* **WHAT IS REQUIRED**: Scan the material for the word "body", and copy each line where it shows up.

+---+

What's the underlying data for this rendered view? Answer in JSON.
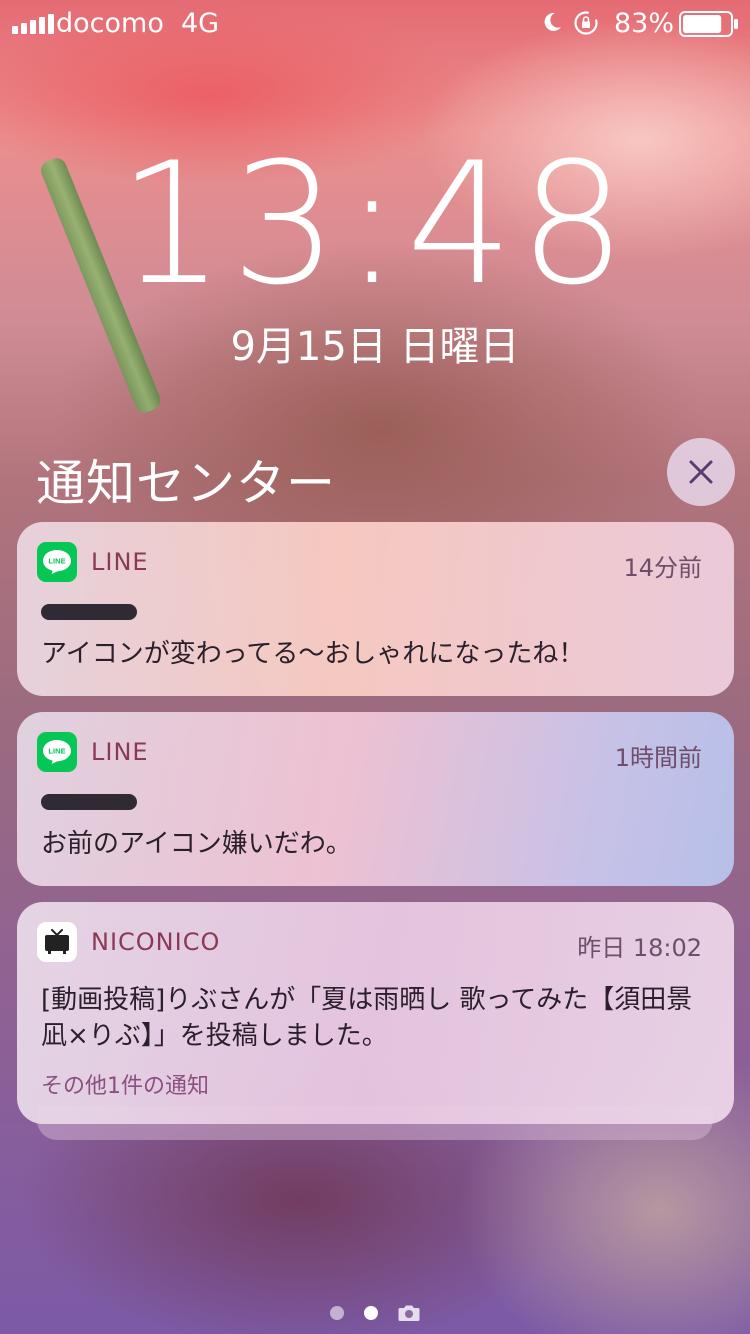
{
  "status_bar": {
    "carrier": "docomo",
    "network": "4G",
    "battery_percent": "83%",
    "battery_level": 0.83,
    "signal_bars": 5,
    "icons": [
      "moon-icon",
      "lock-rotation-icon",
      "battery-icon"
    ]
  },
  "lock_screen": {
    "time": "13:48",
    "date": "9月15日 日曜日"
  },
  "notification_center": {
    "title": "通知センター",
    "clear_icon": "close-icon",
    "notifications": [
      {
        "app": "LINE",
        "icon": "line-icon",
        "time": "14分前",
        "body": "アイコンが変わってる〜おしゃれになったね！"
      },
      {
        "app": "LINE",
        "icon": "line-icon",
        "time": "1時間前",
        "body": "お前のアイコン嫌いだわ。"
      },
      {
        "app": "NICONICO",
        "icon": "tv-icon",
        "time": "昨日 18:02",
        "body": "[動画投稿]りぶさんが「夏は雨晒し 歌ってみた【須田景凪×りぶ】」を投稿しました。",
        "more": "その他1件の通知"
      }
    ]
  },
  "page_indicator": {
    "pages": 2,
    "active_page": 2,
    "camera_icon": "camera-icon"
  },
  "icon_labels": {
    "line": "LINE"
  },
  "colors": {
    "line_green": "#06c755",
    "app_name": "#8a3a55"
  }
}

+---+

* **WRITTEN REPLY**:
        "body": "アイコンが変わってる〜おしゃれになったね！"
        "body": "お前のアイコン嫌いだわ。"
        "body": "[動画投稿]りぶさんが「夏は雨晒し 歌ってみた【須田景凪×りぶ】」を投稿しました。",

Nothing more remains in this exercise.